***** DATA SUPPLIED *****

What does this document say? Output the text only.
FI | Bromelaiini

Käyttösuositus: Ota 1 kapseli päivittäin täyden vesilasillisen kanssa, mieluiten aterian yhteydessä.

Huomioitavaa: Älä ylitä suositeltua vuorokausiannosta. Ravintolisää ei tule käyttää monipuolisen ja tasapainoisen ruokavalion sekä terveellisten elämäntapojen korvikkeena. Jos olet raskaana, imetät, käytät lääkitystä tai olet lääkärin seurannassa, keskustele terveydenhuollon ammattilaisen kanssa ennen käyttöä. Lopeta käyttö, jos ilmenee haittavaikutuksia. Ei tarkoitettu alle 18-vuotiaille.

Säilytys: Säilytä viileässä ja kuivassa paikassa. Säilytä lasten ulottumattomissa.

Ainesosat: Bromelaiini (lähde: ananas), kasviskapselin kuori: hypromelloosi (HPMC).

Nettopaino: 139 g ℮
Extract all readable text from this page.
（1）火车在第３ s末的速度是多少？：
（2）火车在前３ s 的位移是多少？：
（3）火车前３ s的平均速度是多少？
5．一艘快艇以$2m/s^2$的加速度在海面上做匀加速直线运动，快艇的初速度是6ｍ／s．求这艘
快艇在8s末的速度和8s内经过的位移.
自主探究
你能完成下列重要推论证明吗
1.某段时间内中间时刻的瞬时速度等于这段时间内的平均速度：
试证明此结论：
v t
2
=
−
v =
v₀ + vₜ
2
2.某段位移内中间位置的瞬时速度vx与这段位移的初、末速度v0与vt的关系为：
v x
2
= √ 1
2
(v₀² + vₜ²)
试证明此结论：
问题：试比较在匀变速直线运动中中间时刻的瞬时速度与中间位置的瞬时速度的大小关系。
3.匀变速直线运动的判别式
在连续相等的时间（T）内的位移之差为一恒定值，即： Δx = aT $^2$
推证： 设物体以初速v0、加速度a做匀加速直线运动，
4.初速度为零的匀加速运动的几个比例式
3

*****

Repeat the entries exactly, all of them.

> FINAL RESULT
What does this document say? Output the text only.
FI | Bromelaiini

Käyttösuositus: Ota 1 kapseli päivittäin täyden vesilasillisen kanssa, mieluiten aterian yhteydessä.

Huomioitavaa: Älä ylitä suositeltua vuorokausiannosta. Ravintolisää ei tule käyttää monipuolisen ja tasapainoisen ruokavalion sekä terveellisten elämäntapojen korvikkeena. Jos olet raskaana, imetät, käytät lääkitystä tai olet lääkärin seurannassa, keskustele terveydenhuollon ammattilaisen kanssa ennen käyttöä. Lopeta käyttö, jos ilmenee haittavaikutuksia. Ei tarkoitettu alle 18-vuotiaille.

Säilytys: Säilytä viileässä ja kuivassa paikassa. Säilytä lasten ulottumattomissa.

Ainesosat: Bromelaiini (lähde: ananas), kasviskapselin kuori: hypromelloosi (HPMC).

Nettopaino: 139 g ℮
Extract all readable text from this page.
（1）火车在第３ s末的速度是多少？：
（2）火车在前３ s 的位移是多少？：
（3）火车前３ s的平均速度是多少？
5．一艘快艇以$2m/s^2$的加速度在海面上做匀加速直线运动，快艇的初速度是6ｍ／s．求这艘
快艇在8s末的速度和8s内经过的位移.
自主探究
你能完成下列重要推论证明吗
1.某段时间内中间时刻的瞬时速度等于这段时间内的平均速度：
试证明此结论：
v t
2
=
−
v =
v₀ + vₜ
2
2.某段位移内中间位置的瞬时速度vx与这段位移的初、末速度v0与vt的关系为：
v x
2
= √ 1
2
(v₀² + vₜ²)
试证明此结论：
问题：试比较在匀变速直线运动中中间时刻的瞬时速度与中间位置的瞬时速度的大小关系。
3.匀变速直线运动的判别式
在连续相等的时间（T）内的位移之差为一恒定值，即： Δx = aT $^2$
推证： 设物体以初速v0、加速度a做匀加速直线运动，
4.初速度为零的匀加速运动的几个比例式
3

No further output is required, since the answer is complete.